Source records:

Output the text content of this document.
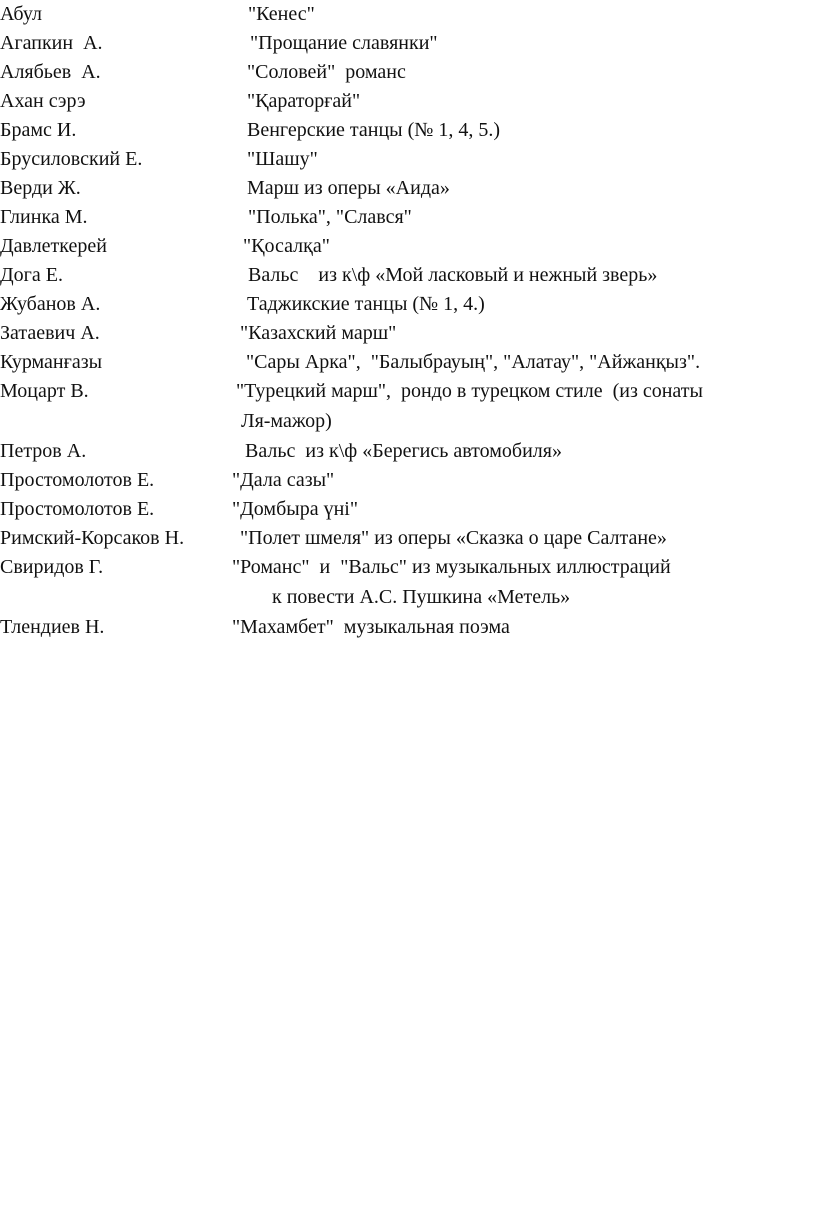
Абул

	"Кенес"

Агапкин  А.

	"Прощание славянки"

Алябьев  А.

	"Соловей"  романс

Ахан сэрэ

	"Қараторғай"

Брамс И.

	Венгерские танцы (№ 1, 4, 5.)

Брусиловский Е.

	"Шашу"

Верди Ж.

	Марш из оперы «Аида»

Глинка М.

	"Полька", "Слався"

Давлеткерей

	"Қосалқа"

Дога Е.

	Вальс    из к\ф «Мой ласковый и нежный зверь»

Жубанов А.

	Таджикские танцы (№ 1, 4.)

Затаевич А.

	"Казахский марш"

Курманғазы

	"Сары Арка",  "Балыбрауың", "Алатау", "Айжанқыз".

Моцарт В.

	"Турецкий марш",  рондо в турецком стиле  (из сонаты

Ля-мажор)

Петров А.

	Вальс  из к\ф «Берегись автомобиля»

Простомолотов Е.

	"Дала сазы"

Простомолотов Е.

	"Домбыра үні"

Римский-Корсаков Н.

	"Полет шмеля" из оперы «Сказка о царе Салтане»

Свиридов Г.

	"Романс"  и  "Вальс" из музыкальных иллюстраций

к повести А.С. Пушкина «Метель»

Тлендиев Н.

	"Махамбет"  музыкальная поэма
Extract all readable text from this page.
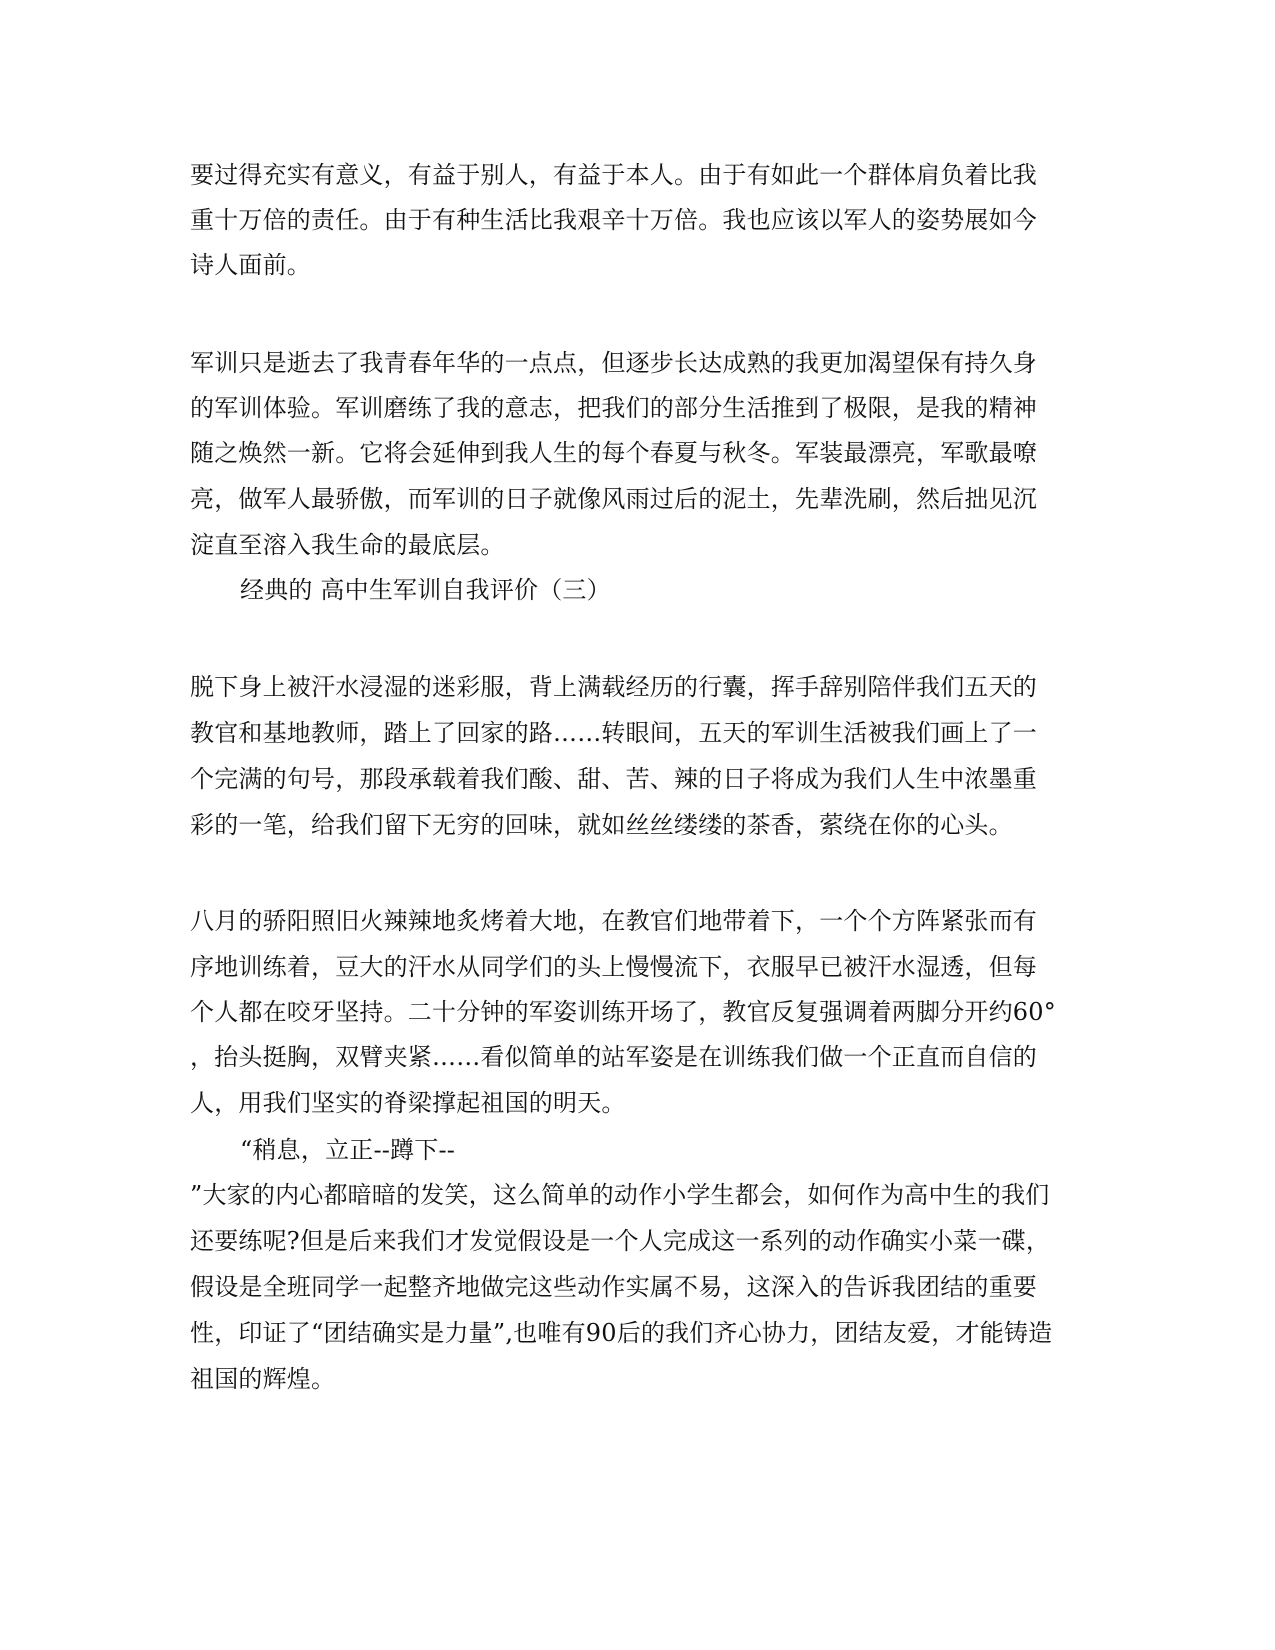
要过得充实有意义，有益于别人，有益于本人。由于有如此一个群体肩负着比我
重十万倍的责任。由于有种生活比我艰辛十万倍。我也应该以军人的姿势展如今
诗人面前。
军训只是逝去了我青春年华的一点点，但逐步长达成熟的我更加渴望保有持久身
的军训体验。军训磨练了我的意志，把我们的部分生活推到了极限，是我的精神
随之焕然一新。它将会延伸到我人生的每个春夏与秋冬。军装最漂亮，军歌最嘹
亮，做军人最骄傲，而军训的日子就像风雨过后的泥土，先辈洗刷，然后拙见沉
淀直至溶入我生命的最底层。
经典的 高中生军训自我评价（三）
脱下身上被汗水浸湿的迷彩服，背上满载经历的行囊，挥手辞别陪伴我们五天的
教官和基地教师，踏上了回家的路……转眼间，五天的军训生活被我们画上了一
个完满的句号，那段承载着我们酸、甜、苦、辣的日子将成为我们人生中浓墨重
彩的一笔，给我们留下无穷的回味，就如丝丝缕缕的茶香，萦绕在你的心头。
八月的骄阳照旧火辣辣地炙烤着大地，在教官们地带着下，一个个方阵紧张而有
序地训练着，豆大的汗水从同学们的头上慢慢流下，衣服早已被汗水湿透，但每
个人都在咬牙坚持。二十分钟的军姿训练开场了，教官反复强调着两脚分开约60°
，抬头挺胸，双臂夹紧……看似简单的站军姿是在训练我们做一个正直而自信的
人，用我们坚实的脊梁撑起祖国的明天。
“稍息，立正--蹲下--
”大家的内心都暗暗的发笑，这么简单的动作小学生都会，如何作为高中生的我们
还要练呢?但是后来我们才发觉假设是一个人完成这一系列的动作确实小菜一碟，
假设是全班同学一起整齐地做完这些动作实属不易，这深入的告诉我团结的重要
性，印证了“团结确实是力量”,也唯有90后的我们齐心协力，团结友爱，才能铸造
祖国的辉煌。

==

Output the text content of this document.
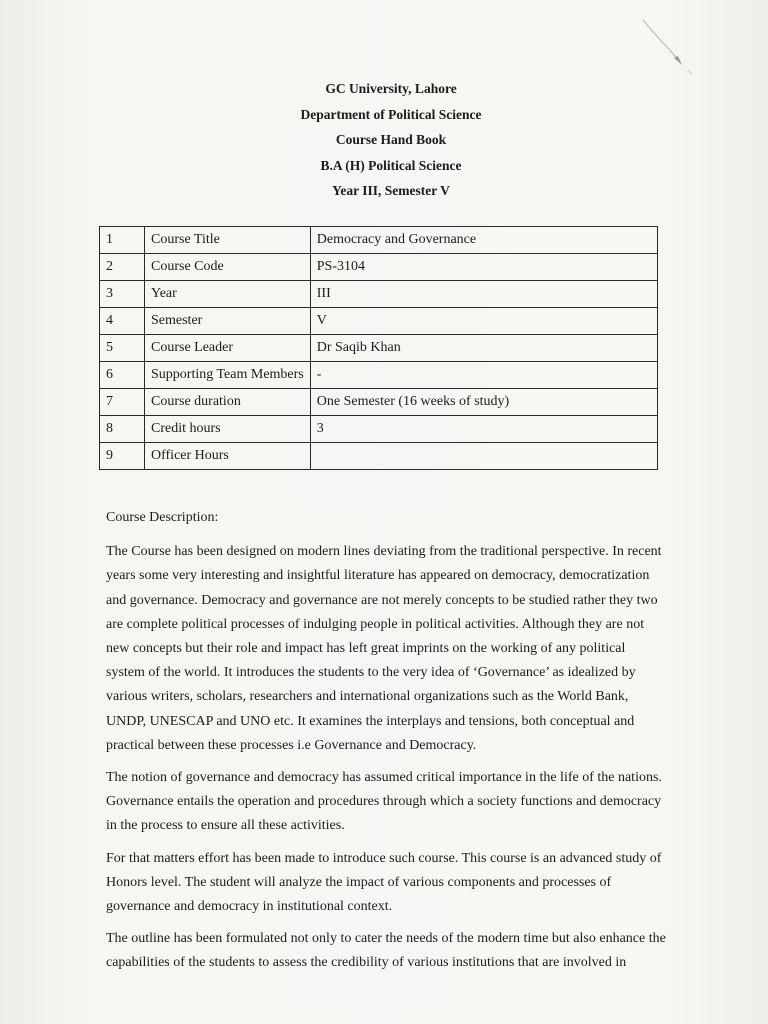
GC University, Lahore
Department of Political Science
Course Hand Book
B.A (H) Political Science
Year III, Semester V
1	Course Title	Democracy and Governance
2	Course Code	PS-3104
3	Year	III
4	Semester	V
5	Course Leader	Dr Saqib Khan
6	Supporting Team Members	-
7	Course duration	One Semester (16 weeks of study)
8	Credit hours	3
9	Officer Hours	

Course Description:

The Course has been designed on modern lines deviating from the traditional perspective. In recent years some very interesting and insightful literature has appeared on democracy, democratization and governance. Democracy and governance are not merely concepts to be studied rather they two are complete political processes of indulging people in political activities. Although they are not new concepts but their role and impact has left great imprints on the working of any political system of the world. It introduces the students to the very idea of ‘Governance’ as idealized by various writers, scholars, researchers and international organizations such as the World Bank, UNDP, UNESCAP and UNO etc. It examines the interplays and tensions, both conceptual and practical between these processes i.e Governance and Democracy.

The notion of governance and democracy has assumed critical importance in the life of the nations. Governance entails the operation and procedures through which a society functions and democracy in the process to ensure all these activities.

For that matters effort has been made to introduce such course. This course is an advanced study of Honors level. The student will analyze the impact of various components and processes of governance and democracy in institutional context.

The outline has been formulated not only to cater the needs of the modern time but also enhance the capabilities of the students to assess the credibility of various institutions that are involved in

---

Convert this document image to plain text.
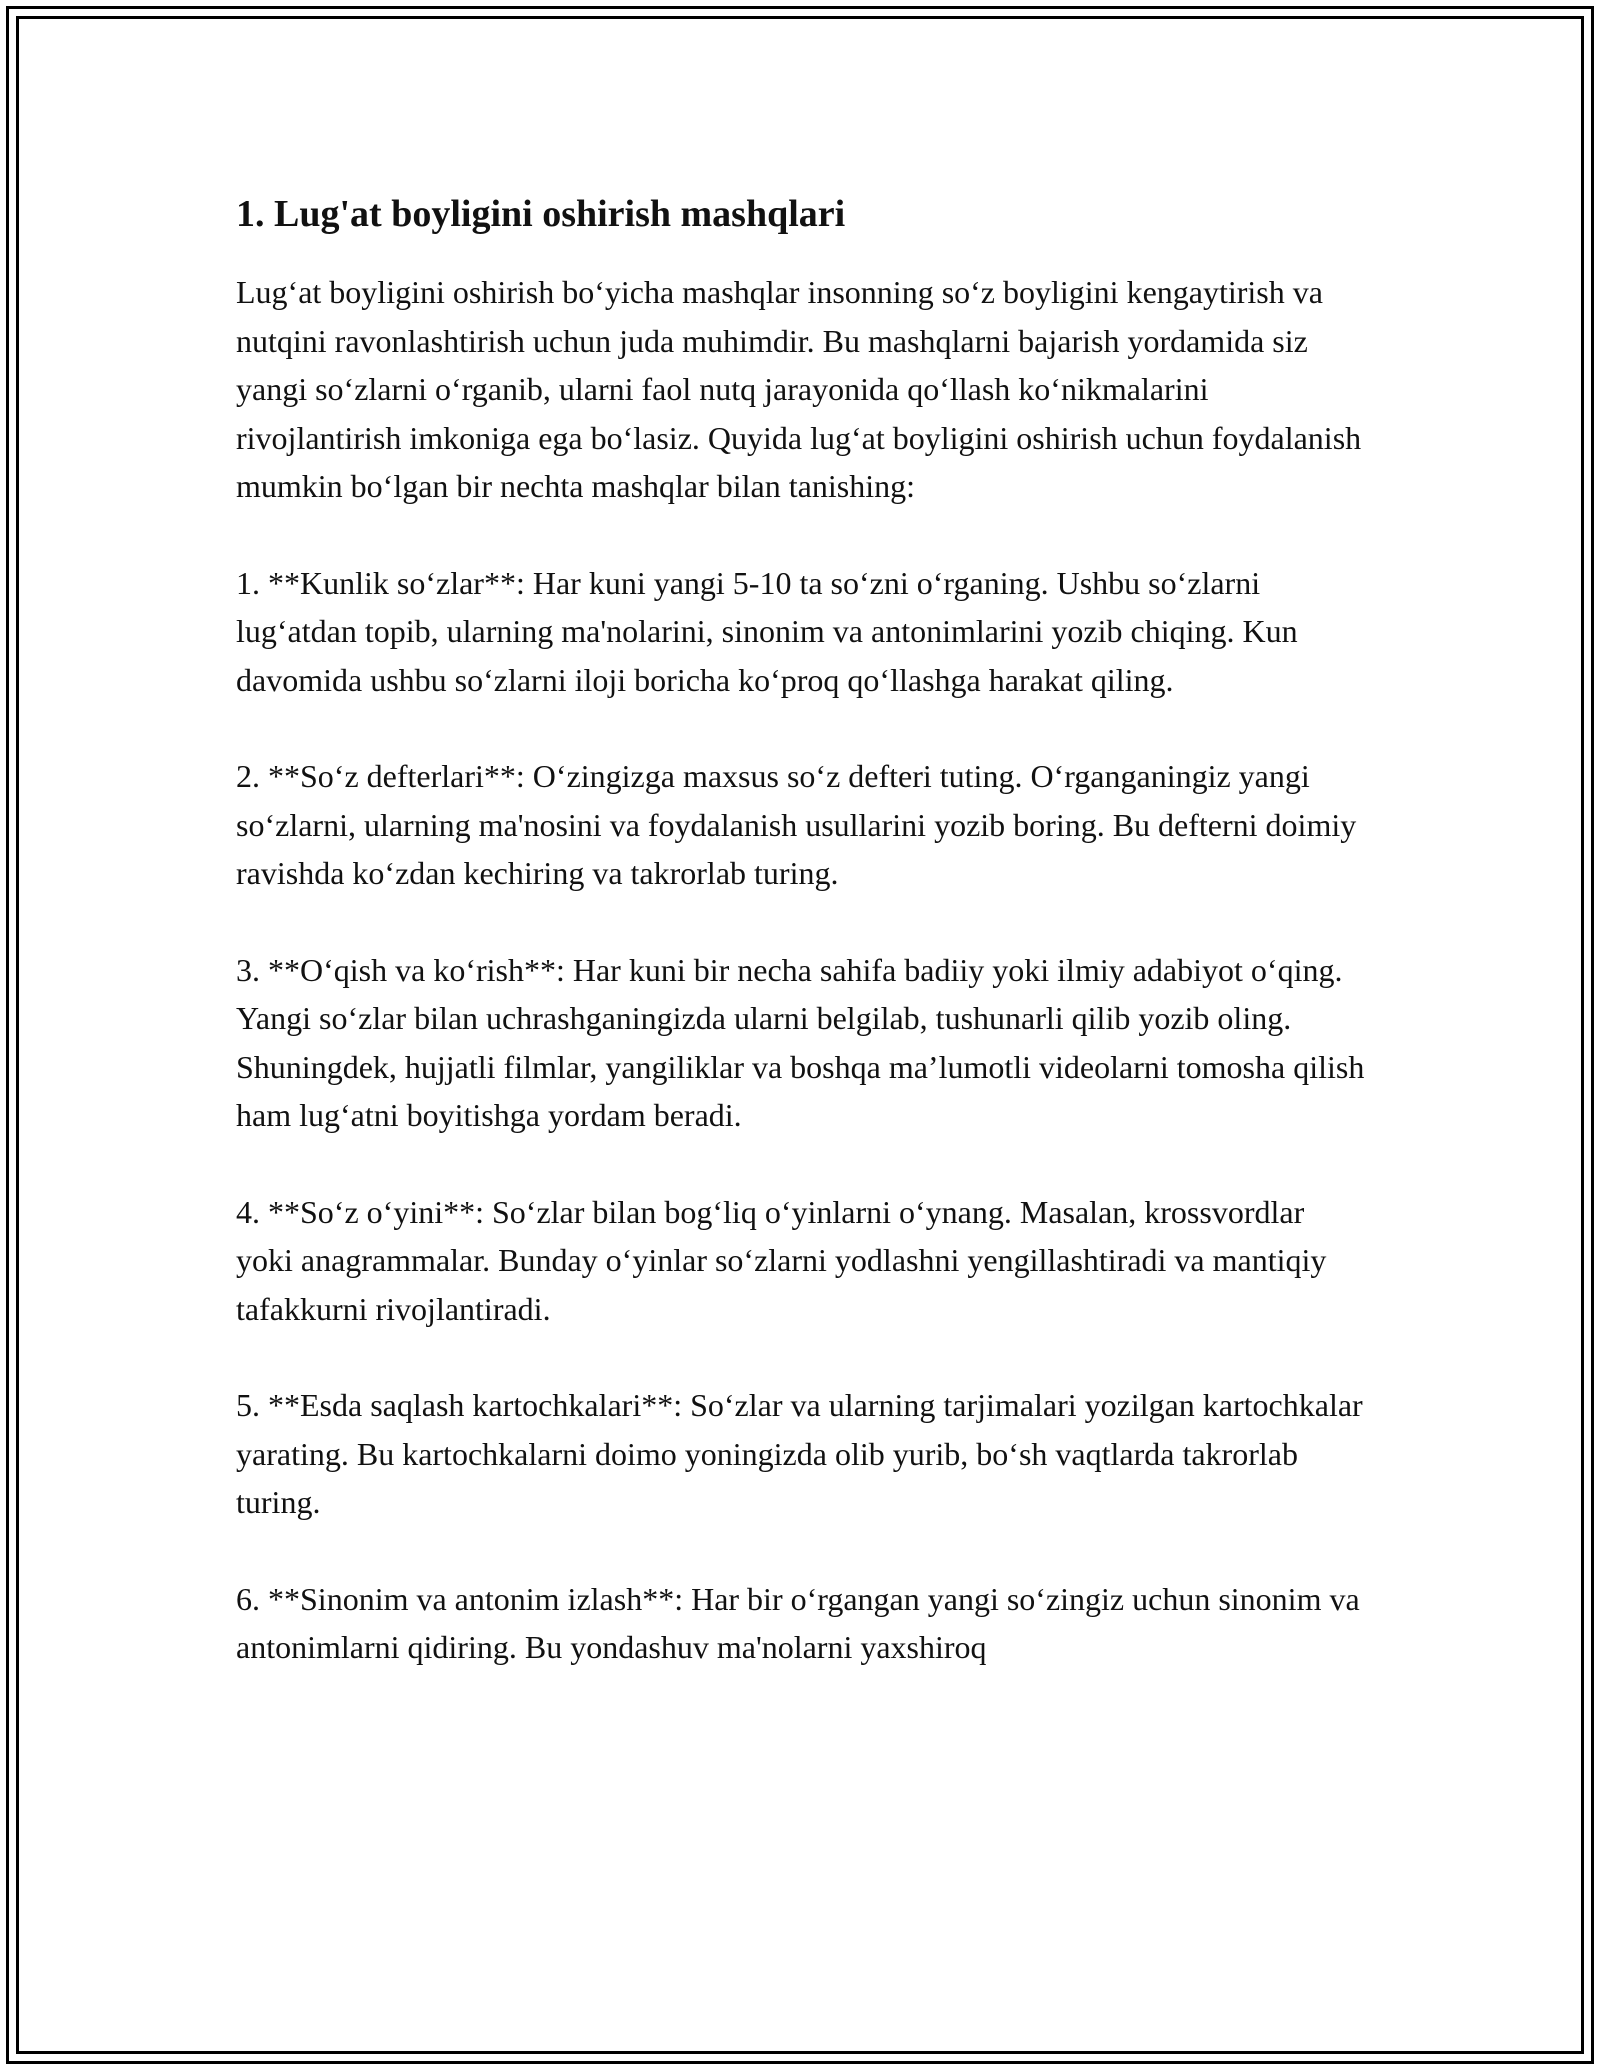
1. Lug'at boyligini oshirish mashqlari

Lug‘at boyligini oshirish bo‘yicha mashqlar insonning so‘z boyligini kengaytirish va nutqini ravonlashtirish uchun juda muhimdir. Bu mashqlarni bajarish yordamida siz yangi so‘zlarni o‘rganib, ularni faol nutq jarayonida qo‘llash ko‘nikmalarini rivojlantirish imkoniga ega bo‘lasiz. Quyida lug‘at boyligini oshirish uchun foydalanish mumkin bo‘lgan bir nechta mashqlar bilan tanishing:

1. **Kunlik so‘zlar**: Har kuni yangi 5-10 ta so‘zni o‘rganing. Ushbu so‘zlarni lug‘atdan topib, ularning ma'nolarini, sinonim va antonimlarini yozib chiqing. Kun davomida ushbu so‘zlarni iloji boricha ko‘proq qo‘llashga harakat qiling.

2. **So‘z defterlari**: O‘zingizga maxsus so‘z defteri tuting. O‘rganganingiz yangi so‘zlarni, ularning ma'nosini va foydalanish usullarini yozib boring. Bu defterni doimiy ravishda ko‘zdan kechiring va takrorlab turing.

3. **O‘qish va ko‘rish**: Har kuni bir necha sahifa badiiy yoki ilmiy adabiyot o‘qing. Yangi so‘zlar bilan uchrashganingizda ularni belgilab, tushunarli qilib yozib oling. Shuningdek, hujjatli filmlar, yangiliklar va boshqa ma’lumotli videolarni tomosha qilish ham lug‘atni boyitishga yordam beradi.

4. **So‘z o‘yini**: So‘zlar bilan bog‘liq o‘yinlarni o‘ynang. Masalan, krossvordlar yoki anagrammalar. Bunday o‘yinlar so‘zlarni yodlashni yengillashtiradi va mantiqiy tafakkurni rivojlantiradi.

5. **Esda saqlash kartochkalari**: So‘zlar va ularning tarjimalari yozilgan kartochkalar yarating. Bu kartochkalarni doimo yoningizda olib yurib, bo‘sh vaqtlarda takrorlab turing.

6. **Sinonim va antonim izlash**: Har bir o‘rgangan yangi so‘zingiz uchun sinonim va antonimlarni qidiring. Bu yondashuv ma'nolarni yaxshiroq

Your instructions:
Each line with the string "Science" in it needs to be found and copied.

The answer:
Department of Political Science
B.A (H) Political Science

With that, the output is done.